SHORT PROBLEM
Find the lines that hold the word "this" and return them.

LISTING
+---+

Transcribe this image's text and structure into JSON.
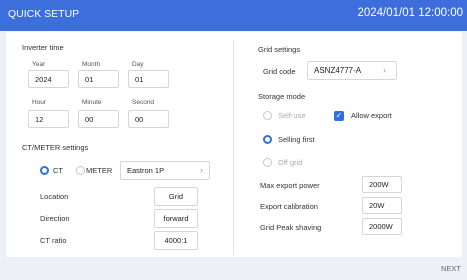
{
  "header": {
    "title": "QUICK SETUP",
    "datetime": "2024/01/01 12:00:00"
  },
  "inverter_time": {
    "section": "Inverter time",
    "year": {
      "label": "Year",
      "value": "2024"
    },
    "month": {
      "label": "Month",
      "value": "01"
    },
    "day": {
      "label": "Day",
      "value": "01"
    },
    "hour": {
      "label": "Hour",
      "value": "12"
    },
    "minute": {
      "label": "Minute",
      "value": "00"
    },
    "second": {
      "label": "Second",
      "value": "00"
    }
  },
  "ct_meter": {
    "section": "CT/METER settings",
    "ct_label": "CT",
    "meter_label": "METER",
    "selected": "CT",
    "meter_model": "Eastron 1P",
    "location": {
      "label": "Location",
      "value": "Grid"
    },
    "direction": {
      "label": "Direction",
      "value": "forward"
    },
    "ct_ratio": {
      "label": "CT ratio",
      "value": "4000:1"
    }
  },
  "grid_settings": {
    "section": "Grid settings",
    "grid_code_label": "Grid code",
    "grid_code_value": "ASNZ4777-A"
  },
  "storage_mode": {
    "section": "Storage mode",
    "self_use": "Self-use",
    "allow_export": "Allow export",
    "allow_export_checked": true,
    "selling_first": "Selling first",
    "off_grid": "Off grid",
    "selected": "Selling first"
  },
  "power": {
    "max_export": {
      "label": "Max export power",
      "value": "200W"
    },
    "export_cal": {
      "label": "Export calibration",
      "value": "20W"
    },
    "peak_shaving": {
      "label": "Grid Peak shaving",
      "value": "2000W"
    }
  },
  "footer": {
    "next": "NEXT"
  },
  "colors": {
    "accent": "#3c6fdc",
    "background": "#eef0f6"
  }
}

+---+

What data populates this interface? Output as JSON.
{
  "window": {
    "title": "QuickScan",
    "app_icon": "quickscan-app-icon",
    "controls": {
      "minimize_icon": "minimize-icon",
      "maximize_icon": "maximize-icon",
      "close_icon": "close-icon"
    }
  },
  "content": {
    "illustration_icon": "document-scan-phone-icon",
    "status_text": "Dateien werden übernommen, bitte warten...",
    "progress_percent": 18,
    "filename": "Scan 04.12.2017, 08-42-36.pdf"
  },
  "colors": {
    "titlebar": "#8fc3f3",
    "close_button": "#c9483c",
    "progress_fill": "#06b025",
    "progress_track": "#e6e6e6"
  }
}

+---+

COMPLETED TASK
Transcribe this image's text and structure into JSON.
What data populates this interface? Output as JSON.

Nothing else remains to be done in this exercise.